**Arbeitsanweisungen**
1. Wie lautet der Satz „LbAV dokumentiert einige der Vorträge in Auszügen.“ aus dem Lesetext auf Englisch?
2. Wie lautet der Lesetext Wort für Wort, beginnend mit „Das Forum für“ und weiter bis einschließlich „Heute: Peter Hadasch.“?
3. Wie könnte der Bericht über Peter Hadaschs Vortrag auf der aba-Herbsttagung nach seinem letzten Satz weitergehen? Führe ihn fort.

**Lesetext**

•••

Das Forum für das institutionelle deutsche Pensionswesen

Rund um 17b (III):

„Ein paar Illusionen rechtzeitig abschminken.“

 

Auf der aba-Herbsttagung am 5. November in Köln sprach manch Vortragender zu dem Vorstoß des BMAS zu gemeinsamen EbAV der Tarifvertragsparteien. Und zu mehr. LbAV dokumentiert einige der Vorträge in Auszügen. Heute: Peter Hadasch.

 

 

Leiter-bAV.de dokumentiert kommentarlos die prägnantesten Stellen des ohne Manuskript gehaltenen Vortrags des Personalvorstands der Nestlé Deutschland, der es an klaren Worten nicht hat fehlen lassen.

•••

**Gespeicherte Datensätze**
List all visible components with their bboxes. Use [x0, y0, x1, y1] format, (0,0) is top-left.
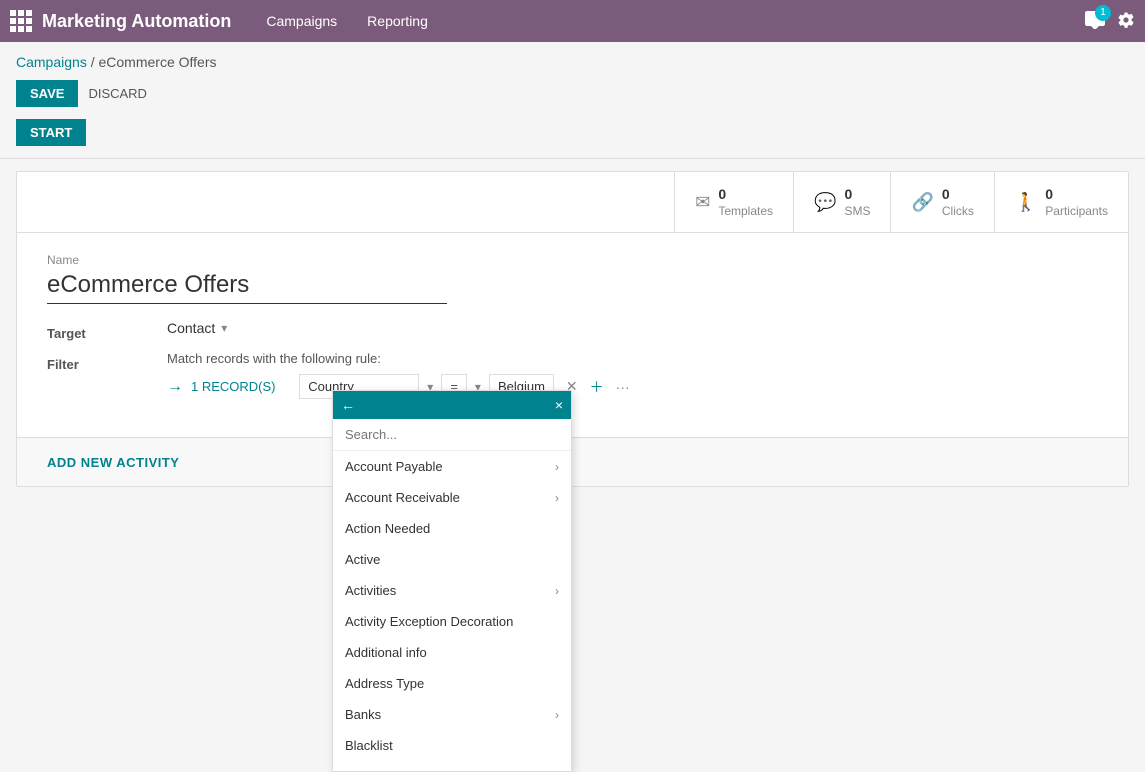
- dropdown-list: Account Payable›Account Receivable›Actio…: [333, 451, 571, 771]
- chat-icon[interactable]: 1: [1085, 11, 1105, 32]
- dropdown-header: ← ×: [333, 391, 571, 419]
- sms-icon: 💬: [814, 192, 836, 213]
- action-bar: SAVE DISCARD: [0, 76, 1145, 115]
- target-content: Contact ▾: [167, 320, 1098, 336]
- chat-badge: 1: [1095, 5, 1111, 21]
- participants-count: 0: [1045, 186, 1108, 202]
- dropdown-item[interactable]: Account Payable›: [333, 451, 571, 482]
- sms-label: SMS: [844, 204, 870, 218]
- dropdown-item[interactable]: Action Needed: [333, 513, 571, 544]
- filter-row: Filter Match records with the following …: [47, 351, 1098, 407]
- participants-icon: 🚶: [1015, 192, 1037, 213]
- stat-sms[interactable]: 💬 0 SMS: [793, 172, 890, 232]
- dropdown-item[interactable]: Address Type: [333, 668, 571, 699]
- dropdown-back-button[interactable]: ←: [341, 397, 355, 413]
- dropdown-item[interactable]: Additional info: [333, 637, 571, 668]
- clicks-icon: 🔗: [911, 192, 933, 213]
- target-select: Contact ▾: [167, 320, 1098, 336]
- templates-count: 0: [718, 186, 773, 202]
- navbar-menu: Campaigns Reporting: [261, 13, 433, 29]
- breadcrumb-current: eCommerce Offers: [99, 54, 217, 70]
- discard-button[interactable]: DISCARD: [88, 86, 147, 101]
- navbar-right: 1: [1085, 11, 1135, 32]
- target-dropdown-icon[interactable]: ▾: [221, 321, 227, 335]
- breadcrumb-separator: /: [91, 54, 95, 70]
- stat-clicks[interactable]: 🔗 0 Clicks: [890, 172, 993, 232]
- templates-label: Templates: [718, 204, 773, 218]
- start-bar: START: [0, 115, 1145, 154]
- breadcrumb-parent[interactable]: Campaigns: [16, 54, 87, 70]
- form-area: Name eCommerce Offers Target Contact ▾ F…: [17, 233, 1128, 437]
- navbar: Marketing Automation Campaigns Reporting…: [0, 0, 1145, 42]
- dropdown-item[interactable]: Activity Exception Decoration: [333, 606, 571, 637]
- dropdown-item[interactable]: Activities›: [333, 575, 571, 606]
- stats-bar: ✉ 0 Templates 💬 0 SMS 🔗 0 Clicks: [17, 172, 1128, 233]
- dropdown-search-input[interactable]: [333, 419, 571, 451]
- chevron-right-icon: ›: [555, 708, 559, 722]
- chevron-right-icon: ›: [555, 460, 559, 474]
- chevron-right-icon: ›: [555, 584, 559, 598]
- stat-templates[interactable]: ✉ 0 Templates: [674, 172, 793, 232]
- nav-reporting[interactable]: Reporting: [362, 13, 433, 29]
- stat-participants[interactable]: 🚶 0 Participants: [994, 172, 1128, 232]
- dropdown-close-button[interactable]: ×: [555, 397, 563, 413]
- target-value[interactable]: Contact: [167, 320, 215, 336]
- chevron-right-icon: ›: [555, 491, 559, 505]
- breadcrumb: Campaigns / eCommerce Offers: [0, 42, 1145, 76]
- settings-icon[interactable]: [1117, 11, 1135, 32]
- campaign-name[interactable]: eCommerce Offers: [47, 271, 447, 304]
- filter-actions: ✕ ＋ ···: [562, 375, 634, 399]
- dropdown-item[interactable]: Active: [333, 544, 571, 575]
- dropdown-item[interactable]: Account Receivable›: [333, 482, 571, 513]
- filter-content: Match records with the following rule: →…: [167, 351, 1098, 407]
- filter-more-btn[interactable]: ···: [612, 377, 634, 397]
- clicks-label: Clicks: [942, 204, 974, 218]
- main-content: ✉ 0 Templates 💬 0 SMS 🔗 0 Clicks: [0, 171, 1145, 487]
- dropdown-item[interactable]: Banks›: [333, 699, 571, 730]
- dropdown-item[interactable]: Blacklist: [333, 730, 571, 761]
- sms-count: 0: [844, 186, 870, 202]
- add-activity-area: ADD NEW ACTIVITY: [17, 437, 1128, 486]
- filter-rule-row: → 1 RECORD(S) Country ▾ = ▾ Belgium ✕ ＋ …: [167, 374, 1098, 399]
- dropdown-item[interactable]: Bounce: [333, 761, 571, 771]
- records-count[interactable]: 1 RECORD(S): [191, 379, 276, 394]
- participants-label: Participants: [1045, 204, 1108, 218]
- apps-icon[interactable]: [10, 10, 32, 32]
- campaign-card: ✉ 0 Templates 💬 0 SMS 🔗 0 Clicks: [16, 171, 1129, 487]
- filter-rule-text: Match records with the following rule:: [167, 351, 1098, 366]
- dropdown-popup: ← × Account Payable›Account Receivable›A…: [332, 390, 572, 772]
- filter-add-btn[interactable]: ＋: [586, 375, 608, 399]
- filter-label: Filter: [47, 351, 167, 372]
- save-button[interactable]: SAVE: [16, 80, 78, 107]
- templates-icon: ✉: [695, 192, 710, 213]
- divider: [0, 158, 1145, 159]
- nav-campaigns[interactable]: Campaigns: [261, 13, 342, 29]
- name-field-label: Name: [47, 253, 1098, 267]
- clicks-count: 0: [942, 186, 974, 202]
- filter-arrow-icon: →: [167, 378, 183, 396]
- add-activity-button[interactable]: ADD NEW ACTIVITY: [47, 455, 179, 470]
- start-button[interactable]: START: [16, 119, 86, 146]
- target-label: Target: [47, 320, 167, 341]
- target-row: Target Contact ▾: [47, 320, 1098, 341]
- app-title: Marketing Automation: [42, 11, 231, 32]
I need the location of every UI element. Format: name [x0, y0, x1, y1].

•••

**Antworten je Aufgabe**
1. LbAV documents some of the talks in excerpts.

2.
Das Forum für das institutionelle deutsche Pensionswesen

Rund um 17b (III):

„Ein paar Illusionen rechtzeitig abschminken.“

 

Auf der aba-Herbsttagung am 5. November in Köln sprach manch Vortragender zu dem Vorstoß des BMAS zu gemeinsamen EbAV der Tarifvertragsparteien. Und zu mehr. LbAV dokumentiert einige der Vorträge in Auszügen. Heute: Peter Hadasch.

3.
Zu der Rolle der bAV als HR-Instrument:

Es sind meiner Erfahrung nach die wenigsten Bewerber, die im Vorstellungsgespräch nach einer bAV fragen; und es ist auch die Frage, ob das wirklich die besten Bewerber sind, die schon im Vorstellungsgespräch wissen wollen, welche Altersversorgung und welchen Dienstwagen sie erhalten.“

 

 

 

Dass wir als Staat diese simple Steuerstundung nicht sollen stemmen können, das ist nichts weniger als eine grandiose Blamage!“

 

 

 

Zu der Sorge der Finanzverwaltung um Steuerausfälle, unter anderem bei höheren Dotierungsgrenzen der Entgeltumwandlung:

Es geht gar nicht um Kosten im Sinne durch Steuerausfälle. Es geht um einen Steuertransfer von heute auf morgen, also nur um eine Steuerstundung. Außerdem sind wir eine Gesellschaft mit einem Trend zu immer geringeren besteuerbaren Einkommen. Es wäre aus Sicht des Fiskus also klug, Steueraufkommen in die Zukunft zu verschieben, erst recht, wenn dieses zwischendurch einer Performance unterliegt. Dass wir als Staat dies, diese simple Steuerstundung, nicht sollen stemmen können, das ist nichts weniger als eine grandiose Blamage!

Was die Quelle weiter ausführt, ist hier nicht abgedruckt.